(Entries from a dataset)
»»

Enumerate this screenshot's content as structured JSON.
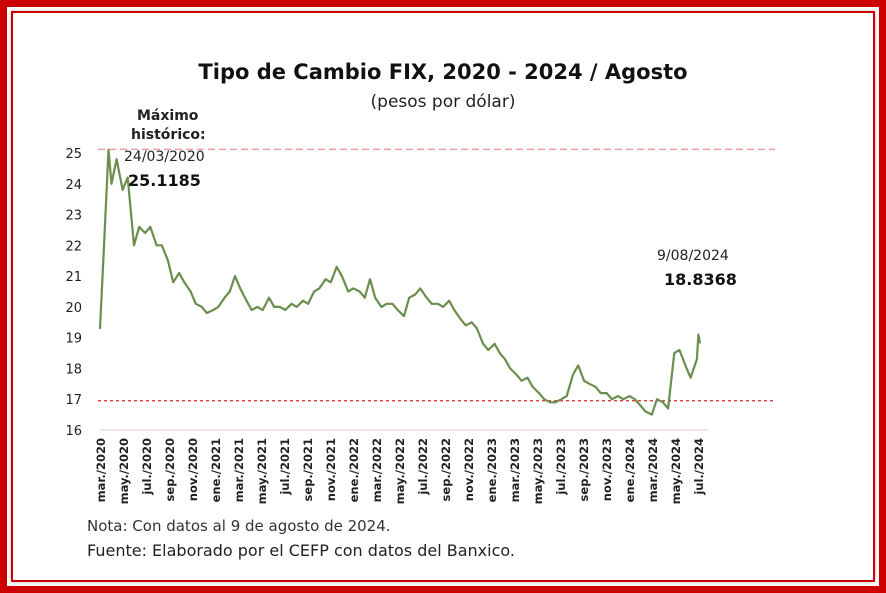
{
  "chart_data": {
    "type": "line",
    "title": "Tipo de Cambio FIX, 2020 - 2024 / Agosto",
    "subtitle": "(pesos por dólar)",
    "ylim": [
      16,
      25
    ],
    "yticks": [
      16,
      17,
      18,
      19,
      20,
      21,
      22,
      23,
      24,
      25
    ],
    "x_labels": [
      "mar./2020",
      "may./2020",
      "jul./2020",
      "sep./2020",
      "nov./2020",
      "ene./2021",
      "mar./2021",
      "may./2021",
      "jul./2021",
      "sep./2021",
      "nov./2021",
      "ene./2022",
      "mar./2022",
      "may./2022",
      "jul./2022",
      "sep./2022",
      "nov./2022",
      "ene./2023",
      "mar./2023",
      "may./2023",
      "jul./2023",
      "sep./2023",
      "nov./2023",
      "ene./2024",
      "mar./2024",
      "may./2024",
      "jul./2024"
    ],
    "series": [
      {
        "color": "#6b8e4e",
        "x": [
          "2020-03-01",
          "2020-03-10",
          "2020-03-24",
          "2020-04-01",
          "2020-04-15",
          "2020-05-01",
          "2020-05-15",
          "2020-06-01",
          "2020-06-15",
          "2020-07-01",
          "2020-07-15",
          "2020-08-01",
          "2020-08-15",
          "2020-09-01",
          "2020-09-15",
          "2020-10-01",
          "2020-10-15",
          "2020-11-01",
          "2020-11-15",
          "2020-12-01",
          "2020-12-15",
          "2021-01-01",
          "2021-01-15",
          "2021-02-01",
          "2021-02-15",
          "2021-03-01",
          "2021-03-15",
          "2021-04-01",
          "2021-04-15",
          "2021-05-01",
          "2021-05-15",
          "2021-06-01",
          "2021-06-15",
          "2021-07-01",
          "2021-07-15",
          "2021-08-01",
          "2021-08-15",
          "2021-09-01",
          "2021-09-15",
          "2021-10-01",
          "2021-10-15",
          "2021-11-01",
          "2021-11-15",
          "2021-12-01",
          "2021-12-15",
          "2022-01-01",
          "2022-01-15",
          "2022-02-01",
          "2022-02-15",
          "2022-03-01",
          "2022-03-15",
          "2022-04-01",
          "2022-04-15",
          "2022-05-01",
          "2022-05-15",
          "2022-06-01",
          "2022-06-15",
          "2022-07-01",
          "2022-07-15",
          "2022-08-01",
          "2022-08-15",
          "2022-09-01",
          "2022-09-15",
          "2022-10-01",
          "2022-10-15",
          "2022-11-01",
          "2022-11-15",
          "2022-12-01",
          "2022-12-15",
          "2023-01-01",
          "2023-01-15",
          "2023-02-01",
          "2023-02-15",
          "2023-03-01",
          "2023-03-15",
          "2023-04-01",
          "2023-04-15",
          "2023-05-01",
          "2023-05-15",
          "2023-06-01",
          "2023-06-15",
          "2023-07-01",
          "2023-07-15",
          "2023-08-01",
          "2023-08-15",
          "2023-09-01",
          "2023-09-15",
          "2023-10-01",
          "2023-10-15",
          "2023-11-01",
          "2023-11-15",
          "2023-12-01",
          "2023-12-15",
          "2024-01-01",
          "2024-01-15",
          "2024-02-01",
          "2024-02-15",
          "2024-03-01",
          "2024-03-15",
          "2024-04-01",
          "2024-04-15",
          "2024-05-01",
          "2024-05-15",
          "2024-06-01",
          "2024-06-15",
          "2024-07-01",
          "2024-07-15",
          "2024-08-01",
          "2024-08-05",
          "2024-08-09"
        ],
        "y": [
          19.3,
          21.5,
          25.1,
          24.0,
          24.8,
          23.8,
          24.2,
          22.0,
          22.6,
          22.4,
          22.6,
          22.0,
          22.0,
          21.5,
          20.8,
          21.1,
          20.8,
          20.5,
          20.1,
          20.0,
          19.8,
          19.9,
          20.0,
          20.3,
          20.5,
          21.0,
          20.6,
          20.2,
          19.9,
          20.0,
          19.9,
          20.3,
          20.0,
          20.0,
          19.9,
          20.1,
          20.0,
          20.2,
          20.1,
          20.5,
          20.6,
          20.9,
          20.8,
          21.3,
          21.0,
          20.5,
          20.6,
          20.5,
          20.3,
          20.9,
          20.3,
          20.0,
          20.1,
          20.1,
          19.9,
          19.7,
          20.3,
          20.4,
          20.6,
          20.3,
          20.1,
          20.1,
          20.0,
          20.2,
          19.9,
          19.6,
          19.4,
          19.5,
          19.3,
          18.8,
          18.6,
          18.8,
          18.5,
          18.3,
          18.0,
          17.8,
          17.6,
          17.7,
          17.4,
          17.2,
          17.0,
          16.9,
          16.9,
          17.0,
          17.1,
          17.8,
          18.1,
          17.6,
          17.5,
          17.4,
          17.2,
          17.2,
          17.0,
          17.1,
          17.0,
          17.1,
          17.0,
          16.8,
          16.6,
          16.5,
          17.0,
          16.9,
          16.7,
          18.5,
          18.6,
          18.1,
          17.7,
          18.3,
          19.1,
          18.8368
        ],
        "max_point": {
          "x": "2020-03-24",
          "y": 25.1185
        },
        "last_point": {
          "x": "2024-08-09",
          "y": 18.8368
        }
      }
    ],
    "reference_lines": [
      {
        "y": 25.1185,
        "color": "#e8a0a0",
        "style": "dashed"
      },
      {
        "y": 16.95,
        "color": "#dd2222",
        "style": "dotted"
      }
    ],
    "grid": {
      "horizontal_baseline": true
    }
  },
  "annotations": {
    "max_label_line1": "Máximo",
    "max_label_line2": "histórico:",
    "max_date": "24/03/2020",
    "max_value": "25.1185",
    "last_date": "9/08/2024",
    "last_value": "18.8368"
  },
  "footer": {
    "note": "Nota: Con datos al 9 de agosto de 2024.",
    "source": "Fuente: Elaborado por el CEFP con datos del Banxico."
  },
  "colors": {
    "frame": "#cc0000",
    "line": "#6b8e4e"
  }
}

««

Stated task:
Every entry must be transcribed exactly. Pictures do not belong in the copy.

Expected output:
Enumerate this screenshot's content as structured JSON.
{
  "chart_data": {
    "type": "line",
    "title": "Tipo de Cambio FIX, 2020 - 2024 / Agosto",
    "subtitle": "(pesos por dólar)",
    "ylim": [
      16,
      25
    ],
    "yticks": [
      16,
      17,
      18,
      19,
      20,
      21,
      22,
      23,
      24,
      25
    ],
    "x_labels": [
      "mar./2020",
      "may./2020",
      "jul./2020",
      "sep./2020",
      "nov./2020",
      "ene./2021",
      "mar./2021",
      "may./2021",
      "jul./2021",
      "sep./2021",
      "nov./2021",
      "ene./2022",
      "mar./2022",
      "may./2022",
      "jul./2022",
      "sep./2022",
      "nov./2022",
      "ene./2023",
      "mar./2023",
      "may./2023",
      "jul./2023",
      "sep./2023",
      "nov./2023",
      "ene./2024",
      "mar./2024",
      "may./2024",
      "jul./2024"
    ],
    "series": [
      {
        "color": "#6b8e4e",
        "x": [
          "2020-03-01",
          "2020-03-10",
          "2020-03-24",
          "2020-04-01",
          "2020-04-15",
          "2020-05-01",
          "2020-05-15",
          "2020-06-01",
          "2020-06-15",
          "2020-07-01",
          "2020-07-15",
          "2020-08-01",
          "2020-08-15",
          "2020-09-01",
          "2020-09-15",
          "2020-10-01",
          "2020-10-15",
          "2020-11-01",
          "2020-11-15",
          "2020-12-01",
          "2020-12-15",
          "2021-01-01",
          "2021-01-15",
          "2021-02-01",
          "2021-02-15",
          "2021-03-01",
          "2021-03-15",
          "2021-04-01",
          "2021-04-15",
          "2021-05-01",
          "2021-05-15",
          "2021-06-01",
          "2021-06-15",
          "2021-07-01",
          "2021-07-15",
          "2021-08-01",
          "2021-08-15",
          "2021-09-01",
          "2021-09-15",
          "2021-10-01",
          "2021-10-15",
          "2021-11-01",
          "2021-11-15",
          "2021-12-01",
          "2021-12-15",
          "2022-01-01",
          "2022-01-15",
          "2022-02-01",
          "2022-02-15",
          "2022-03-01",
          "2022-03-15",
          "2022-04-01",
          "2022-04-15",
          "2022-05-01",
          "2022-05-15",
          "2022-06-01",
          "2022-06-15",
          "2022-07-01",
          "2022-07-15",
          "2022-08-01",
          "2022-08-15",
          "2022-09-01",
          "2022-09-15",
          "2022-10-01",
          "2022-10-15",
          "2022-11-01",
          "2022-11-15",
          "2022-12-01",
          "2022-12-15",
          "2023-01-01",
          "2023-01-15",
          "2023-02-01",
          "2023-02-15",
          "2023-03-01",
          "2023-03-15",
          "2023-04-01",
          "2023-04-15",
          "2023-05-01",
          "2023-05-15",
          "2023-06-01",
          "2023-06-15",
          "2023-07-01",
          "2023-07-15",
          "2023-08-01",
          "2023-08-15",
          "2023-09-01",
          "2023-09-15",
          "2023-10-01",
          "2023-10-15",
          "2023-11-01",
          "2023-11-15",
          "2023-12-01",
          "2023-12-15",
          "2024-01-01",
          "2024-01-15",
          "2024-02-01",
          "2024-02-15",
          "2024-03-01",
          "2024-03-15",
          "2024-04-01",
          "2024-04-15",
          "2024-05-01",
          "2024-05-15",
          "2024-06-01",
          "2024-06-15",
          "2024-07-01",
          "2024-07-15",
          "2024-08-01",
          "2024-08-05",
          "2024-08-09"
        ],
        "y": [
          19.3,
          21.5,
          25.1,
          24.0,
          24.8,
          23.8,
          24.2,
          22.0,
          22.6,
          22.4,
          22.6,
          22.0,
          22.0,
          21.5,
          20.8,
          21.1,
          20.8,
          20.5,
          20.1,
          20.0,
          19.8,
          19.9,
          20.0,
          20.3,
          20.5,
          21.0,
          20.6,
          20.2,
          19.9,
          20.0,
          19.9,
          20.3,
          20.0,
          20.0,
          19.9,
          20.1,
          20.0,
          20.2,
          20.1,
          20.5,
          20.6,
          20.9,
          20.8,
          21.3,
          21.0,
          20.5,
          20.6,
          20.5,
          20.3,
          20.9,
          20.3,
          20.0,
          20.1,
          20.1,
          19.9,
          19.7,
          20.3,
          20.4,
          20.6,
          20.3,
          20.1,
          20.1,
          20.0,
          20.2,
          19.9,
          19.6,
          19.4,
          19.5,
          19.3,
          18.8,
          18.6,
          18.8,
          18.5,
          18.3,
          18.0,
          17.8,
          17.6,
          17.7,
          17.4,
          17.2,
          17.0,
          16.9,
          16.9,
          17.0,
          17.1,
          17.8,
          18.1,
          17.6,
          17.5,
          17.4,
          17.2,
          17.2,
          17.0,
          17.1,
          17.0,
          17.1,
          17.0,
          16.8,
          16.6,
          16.5,
          17.0,
          16.9,
          16.7,
          18.5,
          18.6,
          18.1,
          17.7,
          18.3,
          19.1,
          18.8368
        ],
        "max_point": {
          "x": "2020-03-24",
          "y": 25.1185
        },
        "last_point": {
          "x": "2024-08-09",
          "y": 18.8368
        }
      }
    ],
    "reference_lines": [
      {
        "y": 25.1185,
        "color": "#e8a0a0",
        "style": "dashed"
      },
      {
        "y": 16.95,
        "color": "#dd2222",
        "style": "dotted"
      }
    ],
    "grid": {
      "horizontal_baseline": true
    }
  },
  "annotations": {
    "max_label_line1": "Máximo",
    "max_label_line2": "histórico:",
    "max_date": "24/03/2020",
    "max_value": "25.1185",
    "last_date": "9/08/2024",
    "last_value": "18.8368"
  },
  "footer": {
    "note": "Nota: Con datos al 9 de agosto de 2024.",
    "source": "Fuente: Elaborado por el CEFP con datos del Banxico."
  },
  "colors": {
    "frame": "#cc0000",
    "line": "#6b8e4e"
  }
}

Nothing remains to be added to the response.